───── DATASET ─────
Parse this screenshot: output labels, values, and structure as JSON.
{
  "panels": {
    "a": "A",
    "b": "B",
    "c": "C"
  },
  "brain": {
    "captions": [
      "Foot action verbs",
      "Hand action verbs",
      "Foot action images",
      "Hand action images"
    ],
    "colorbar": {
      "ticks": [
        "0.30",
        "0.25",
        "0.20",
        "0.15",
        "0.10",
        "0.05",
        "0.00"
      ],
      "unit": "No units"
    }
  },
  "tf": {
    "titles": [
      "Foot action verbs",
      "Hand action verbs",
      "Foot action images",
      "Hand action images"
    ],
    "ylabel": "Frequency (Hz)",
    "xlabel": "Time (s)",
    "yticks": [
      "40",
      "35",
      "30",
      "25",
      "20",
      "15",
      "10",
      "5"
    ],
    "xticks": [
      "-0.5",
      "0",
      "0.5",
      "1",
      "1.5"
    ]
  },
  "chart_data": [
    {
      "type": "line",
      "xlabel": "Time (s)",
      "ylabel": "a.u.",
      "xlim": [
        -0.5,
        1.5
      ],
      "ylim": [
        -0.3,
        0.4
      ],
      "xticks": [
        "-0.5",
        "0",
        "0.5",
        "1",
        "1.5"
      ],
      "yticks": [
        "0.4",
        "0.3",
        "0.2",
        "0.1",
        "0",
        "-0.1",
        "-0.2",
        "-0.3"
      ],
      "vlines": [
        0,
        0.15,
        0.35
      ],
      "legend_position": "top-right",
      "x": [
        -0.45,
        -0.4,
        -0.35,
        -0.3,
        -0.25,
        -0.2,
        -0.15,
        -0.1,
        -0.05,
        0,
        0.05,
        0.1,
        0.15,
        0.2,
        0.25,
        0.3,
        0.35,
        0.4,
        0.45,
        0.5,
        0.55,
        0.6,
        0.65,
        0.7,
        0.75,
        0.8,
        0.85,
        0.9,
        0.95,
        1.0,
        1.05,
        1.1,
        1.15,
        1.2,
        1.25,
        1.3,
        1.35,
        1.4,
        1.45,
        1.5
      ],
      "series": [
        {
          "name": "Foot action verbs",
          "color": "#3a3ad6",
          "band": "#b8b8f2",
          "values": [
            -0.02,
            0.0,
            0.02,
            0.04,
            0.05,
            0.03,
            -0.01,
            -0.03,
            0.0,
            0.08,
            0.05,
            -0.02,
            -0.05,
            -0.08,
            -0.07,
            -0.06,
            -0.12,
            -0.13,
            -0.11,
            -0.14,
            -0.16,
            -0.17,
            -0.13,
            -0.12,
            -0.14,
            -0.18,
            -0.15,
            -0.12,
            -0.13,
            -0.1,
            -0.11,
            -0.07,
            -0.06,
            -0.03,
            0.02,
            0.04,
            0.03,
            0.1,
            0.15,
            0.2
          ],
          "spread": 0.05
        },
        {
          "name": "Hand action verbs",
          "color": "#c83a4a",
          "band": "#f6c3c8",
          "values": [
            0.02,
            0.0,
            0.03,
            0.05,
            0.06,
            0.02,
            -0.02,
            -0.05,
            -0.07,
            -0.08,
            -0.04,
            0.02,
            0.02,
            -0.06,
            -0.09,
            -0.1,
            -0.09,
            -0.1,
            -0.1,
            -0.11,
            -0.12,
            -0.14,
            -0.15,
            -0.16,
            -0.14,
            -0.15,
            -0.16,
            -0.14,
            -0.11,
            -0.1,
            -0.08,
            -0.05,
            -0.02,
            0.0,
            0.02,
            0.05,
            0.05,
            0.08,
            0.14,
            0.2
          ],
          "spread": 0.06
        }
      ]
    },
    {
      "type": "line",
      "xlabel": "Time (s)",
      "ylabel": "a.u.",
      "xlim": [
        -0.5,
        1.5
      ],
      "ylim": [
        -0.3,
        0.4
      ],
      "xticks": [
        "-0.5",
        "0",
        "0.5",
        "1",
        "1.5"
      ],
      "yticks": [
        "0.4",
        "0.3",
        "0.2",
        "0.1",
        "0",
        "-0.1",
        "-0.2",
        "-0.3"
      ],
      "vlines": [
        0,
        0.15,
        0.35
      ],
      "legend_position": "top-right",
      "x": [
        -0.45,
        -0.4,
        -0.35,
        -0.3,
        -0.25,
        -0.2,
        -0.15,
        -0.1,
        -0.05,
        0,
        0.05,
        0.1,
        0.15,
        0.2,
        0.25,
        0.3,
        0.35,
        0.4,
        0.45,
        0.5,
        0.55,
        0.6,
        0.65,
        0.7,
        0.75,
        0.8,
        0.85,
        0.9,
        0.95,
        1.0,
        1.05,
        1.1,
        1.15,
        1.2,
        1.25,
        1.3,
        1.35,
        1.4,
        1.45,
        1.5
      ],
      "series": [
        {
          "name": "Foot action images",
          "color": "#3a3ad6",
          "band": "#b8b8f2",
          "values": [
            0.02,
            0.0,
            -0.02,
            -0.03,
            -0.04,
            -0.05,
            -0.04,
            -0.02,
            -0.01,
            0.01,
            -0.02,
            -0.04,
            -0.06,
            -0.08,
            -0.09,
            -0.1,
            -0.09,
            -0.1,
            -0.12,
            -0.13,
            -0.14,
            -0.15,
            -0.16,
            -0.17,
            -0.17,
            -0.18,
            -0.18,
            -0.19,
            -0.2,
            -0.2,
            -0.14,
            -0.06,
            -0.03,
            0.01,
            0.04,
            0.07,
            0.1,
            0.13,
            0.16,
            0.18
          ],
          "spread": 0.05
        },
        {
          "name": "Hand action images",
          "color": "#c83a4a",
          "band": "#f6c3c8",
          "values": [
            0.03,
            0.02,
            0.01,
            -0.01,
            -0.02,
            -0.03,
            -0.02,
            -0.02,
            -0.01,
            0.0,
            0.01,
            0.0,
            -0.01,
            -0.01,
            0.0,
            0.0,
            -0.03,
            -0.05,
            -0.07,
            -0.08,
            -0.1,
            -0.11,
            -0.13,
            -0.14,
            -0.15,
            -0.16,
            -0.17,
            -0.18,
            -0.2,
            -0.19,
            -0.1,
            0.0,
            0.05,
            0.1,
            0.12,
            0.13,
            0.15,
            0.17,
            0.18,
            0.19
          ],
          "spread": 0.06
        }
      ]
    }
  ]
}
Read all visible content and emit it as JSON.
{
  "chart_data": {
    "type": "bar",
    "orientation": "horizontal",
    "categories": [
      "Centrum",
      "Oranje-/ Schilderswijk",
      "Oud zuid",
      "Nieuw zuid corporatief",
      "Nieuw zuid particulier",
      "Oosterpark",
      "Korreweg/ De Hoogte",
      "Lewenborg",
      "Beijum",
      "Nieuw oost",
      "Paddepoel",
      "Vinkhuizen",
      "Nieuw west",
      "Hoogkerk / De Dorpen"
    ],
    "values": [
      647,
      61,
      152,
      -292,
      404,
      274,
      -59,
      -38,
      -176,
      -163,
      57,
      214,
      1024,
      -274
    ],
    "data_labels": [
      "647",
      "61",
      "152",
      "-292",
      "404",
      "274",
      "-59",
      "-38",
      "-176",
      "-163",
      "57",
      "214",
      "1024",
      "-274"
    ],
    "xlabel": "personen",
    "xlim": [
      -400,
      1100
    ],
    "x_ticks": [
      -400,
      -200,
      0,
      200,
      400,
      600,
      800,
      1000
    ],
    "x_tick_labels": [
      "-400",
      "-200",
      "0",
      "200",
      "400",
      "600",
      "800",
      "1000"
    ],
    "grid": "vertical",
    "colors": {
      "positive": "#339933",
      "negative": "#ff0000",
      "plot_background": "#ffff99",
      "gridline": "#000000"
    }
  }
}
─────
# PROBLEM STATEMENT
Return the number of lines that include the word "JSON", and nothing else.

# FULL RESPONSE
2